Task details: Omit the images, then output each of the records below exactly.

* BEGIN Data for this task *

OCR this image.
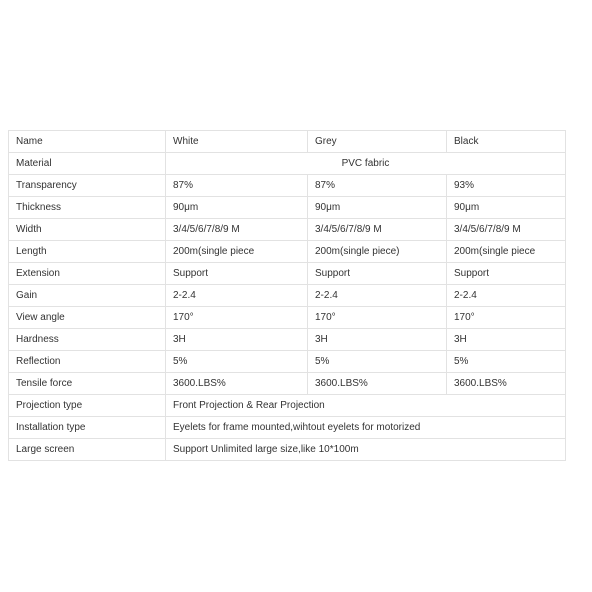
Name	White	Grey	Black
Material	PVC fabric		
Transparency	87%	87%	93%
Thickness	90μm	90μm	90μm
Width	3/4/5/6/7/8/9 M	3/4/5/6/7/8/9 M	3/4/5/6/7/8/9 M
Length	200m(single piece	200m(single piece)	200m(single piece
Extension	Support	Support	Support
Gain	2-2.4	2-2.4	2-2.4
View angle	170°	170°	170°
Hardness	3H	3H	3H
Reflection	5%	5%	5%
Tensile force	3600.LBS%	3600.LBS%	3600.LBS%
Projection type	Front Projection & Rear Projection		
Installation type	Eyelets for frame mounted,wihtout eyelets for motorized		
Large screen	Support Unlimited large size,like 10*100m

* END Data for this task *

Right answer:
OCR this image.
Name	White	Grey	Black
Material	PVC fabric		
Transparency	87%	87%	93%
Thickness	90μm	90μm	90μm
Width	3/4/5/6/7/8/9 M	3/4/5/6/7/8/9 M	3/4/5/6/7/8/9 M
Length	200m(single piece	200m(single piece)	200m(single piece
Extension	Support	Support	Support
Gain	2-2.4	2-2.4	2-2.4
View angle	170°	170°	170°
Hardness	3H	3H	3H
Reflection	5%	5%	5%
Tensile force	3600.LBS%	3600.LBS%	3600.LBS%
Projection type	Front Projection & Rear Projection		
Installation type	Eyelets for frame mounted,wihtout eyelets for motorized		
Large screen	Support Unlimited large size,like 10*100m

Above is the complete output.